• **Instructions for the task**: Search the records for lines that contain the word "Overview". Copy them all.

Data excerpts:
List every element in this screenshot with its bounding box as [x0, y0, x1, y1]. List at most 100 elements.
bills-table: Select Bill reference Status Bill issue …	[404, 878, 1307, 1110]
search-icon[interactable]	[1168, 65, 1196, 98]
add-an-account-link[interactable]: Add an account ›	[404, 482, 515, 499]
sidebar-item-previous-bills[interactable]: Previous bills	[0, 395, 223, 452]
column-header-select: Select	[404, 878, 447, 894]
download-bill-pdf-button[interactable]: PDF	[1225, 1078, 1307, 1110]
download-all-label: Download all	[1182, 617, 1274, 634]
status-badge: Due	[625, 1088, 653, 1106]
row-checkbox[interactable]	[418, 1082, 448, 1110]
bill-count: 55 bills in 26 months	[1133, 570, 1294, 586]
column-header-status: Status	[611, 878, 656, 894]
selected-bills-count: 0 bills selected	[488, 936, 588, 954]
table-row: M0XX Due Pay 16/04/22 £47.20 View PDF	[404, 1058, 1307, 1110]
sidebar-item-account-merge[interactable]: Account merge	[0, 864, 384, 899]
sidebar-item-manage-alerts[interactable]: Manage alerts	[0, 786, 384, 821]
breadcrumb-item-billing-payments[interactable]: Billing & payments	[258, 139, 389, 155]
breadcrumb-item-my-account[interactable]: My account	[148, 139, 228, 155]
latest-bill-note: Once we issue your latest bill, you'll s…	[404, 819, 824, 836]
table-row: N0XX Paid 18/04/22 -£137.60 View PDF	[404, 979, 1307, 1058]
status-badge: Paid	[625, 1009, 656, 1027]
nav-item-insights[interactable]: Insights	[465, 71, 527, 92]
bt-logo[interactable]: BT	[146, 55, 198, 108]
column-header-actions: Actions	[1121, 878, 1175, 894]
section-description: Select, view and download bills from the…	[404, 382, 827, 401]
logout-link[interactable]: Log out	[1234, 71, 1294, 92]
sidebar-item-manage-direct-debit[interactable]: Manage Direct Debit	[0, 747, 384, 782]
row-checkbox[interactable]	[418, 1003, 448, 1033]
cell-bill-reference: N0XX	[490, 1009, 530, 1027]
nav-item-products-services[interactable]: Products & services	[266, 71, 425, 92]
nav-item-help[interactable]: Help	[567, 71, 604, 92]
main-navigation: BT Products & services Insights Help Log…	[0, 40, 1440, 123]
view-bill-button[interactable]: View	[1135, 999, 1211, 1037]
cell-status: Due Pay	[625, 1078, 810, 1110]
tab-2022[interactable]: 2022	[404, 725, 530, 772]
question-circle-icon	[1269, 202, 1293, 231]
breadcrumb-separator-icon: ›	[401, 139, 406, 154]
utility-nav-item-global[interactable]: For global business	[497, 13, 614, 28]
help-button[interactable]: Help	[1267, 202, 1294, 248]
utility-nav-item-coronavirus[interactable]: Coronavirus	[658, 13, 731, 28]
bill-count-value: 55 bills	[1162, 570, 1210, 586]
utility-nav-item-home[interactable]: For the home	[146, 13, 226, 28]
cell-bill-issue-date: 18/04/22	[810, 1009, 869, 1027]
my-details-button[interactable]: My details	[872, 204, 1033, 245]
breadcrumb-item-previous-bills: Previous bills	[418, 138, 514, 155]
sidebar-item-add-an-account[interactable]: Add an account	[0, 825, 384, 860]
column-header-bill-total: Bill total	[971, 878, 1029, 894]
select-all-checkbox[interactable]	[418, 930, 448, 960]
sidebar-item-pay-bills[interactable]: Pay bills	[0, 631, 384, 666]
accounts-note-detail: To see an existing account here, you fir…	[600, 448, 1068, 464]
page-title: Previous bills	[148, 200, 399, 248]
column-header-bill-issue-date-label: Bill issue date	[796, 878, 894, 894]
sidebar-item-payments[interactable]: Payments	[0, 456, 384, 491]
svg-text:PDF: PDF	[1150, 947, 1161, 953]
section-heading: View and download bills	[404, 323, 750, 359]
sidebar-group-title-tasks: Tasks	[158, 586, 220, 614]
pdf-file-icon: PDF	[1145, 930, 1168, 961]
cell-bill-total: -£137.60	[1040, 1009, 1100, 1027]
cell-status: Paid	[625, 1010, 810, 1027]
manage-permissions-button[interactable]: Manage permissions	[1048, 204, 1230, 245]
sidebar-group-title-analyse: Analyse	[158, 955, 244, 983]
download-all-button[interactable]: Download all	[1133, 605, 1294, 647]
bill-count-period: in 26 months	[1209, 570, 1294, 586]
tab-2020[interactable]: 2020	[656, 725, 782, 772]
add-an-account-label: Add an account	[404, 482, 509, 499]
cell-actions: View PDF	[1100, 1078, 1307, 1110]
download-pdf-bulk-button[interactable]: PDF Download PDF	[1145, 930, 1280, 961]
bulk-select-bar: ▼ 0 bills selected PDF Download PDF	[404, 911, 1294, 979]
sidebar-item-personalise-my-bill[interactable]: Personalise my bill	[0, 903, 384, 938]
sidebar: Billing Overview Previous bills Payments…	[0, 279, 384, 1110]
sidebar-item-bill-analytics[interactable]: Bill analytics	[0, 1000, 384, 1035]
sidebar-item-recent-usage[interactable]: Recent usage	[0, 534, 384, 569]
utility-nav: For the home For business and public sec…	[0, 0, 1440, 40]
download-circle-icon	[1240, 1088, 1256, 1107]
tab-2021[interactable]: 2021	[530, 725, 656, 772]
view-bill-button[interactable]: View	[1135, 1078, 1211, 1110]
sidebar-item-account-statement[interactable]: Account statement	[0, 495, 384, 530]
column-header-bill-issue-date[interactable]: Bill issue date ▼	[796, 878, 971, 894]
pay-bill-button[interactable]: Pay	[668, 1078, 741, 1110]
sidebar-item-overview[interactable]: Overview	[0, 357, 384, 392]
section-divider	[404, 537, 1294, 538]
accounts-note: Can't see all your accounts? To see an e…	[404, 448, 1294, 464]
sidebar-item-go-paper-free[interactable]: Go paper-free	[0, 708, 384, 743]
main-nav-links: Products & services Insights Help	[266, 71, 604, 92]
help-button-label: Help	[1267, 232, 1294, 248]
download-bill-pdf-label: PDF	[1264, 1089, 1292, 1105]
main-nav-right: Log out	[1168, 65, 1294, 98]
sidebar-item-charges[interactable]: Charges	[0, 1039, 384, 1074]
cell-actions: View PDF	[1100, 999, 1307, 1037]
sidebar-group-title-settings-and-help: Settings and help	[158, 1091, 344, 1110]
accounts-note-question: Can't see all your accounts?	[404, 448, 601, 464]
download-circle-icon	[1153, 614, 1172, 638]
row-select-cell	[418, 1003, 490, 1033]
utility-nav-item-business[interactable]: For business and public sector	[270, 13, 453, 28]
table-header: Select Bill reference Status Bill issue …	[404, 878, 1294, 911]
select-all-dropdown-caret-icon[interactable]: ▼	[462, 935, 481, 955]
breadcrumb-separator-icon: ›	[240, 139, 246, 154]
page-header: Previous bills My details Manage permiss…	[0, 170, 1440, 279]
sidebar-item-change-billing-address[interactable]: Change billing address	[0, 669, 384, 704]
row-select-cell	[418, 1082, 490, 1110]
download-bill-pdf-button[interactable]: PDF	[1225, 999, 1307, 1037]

• **Reply to the task**:
sidebar: Billing Overview Previous bills Payments…	[0, 279, 384, 1110]
sidebar-item-overview[interactable]: Overview	[0, 357, 384, 392]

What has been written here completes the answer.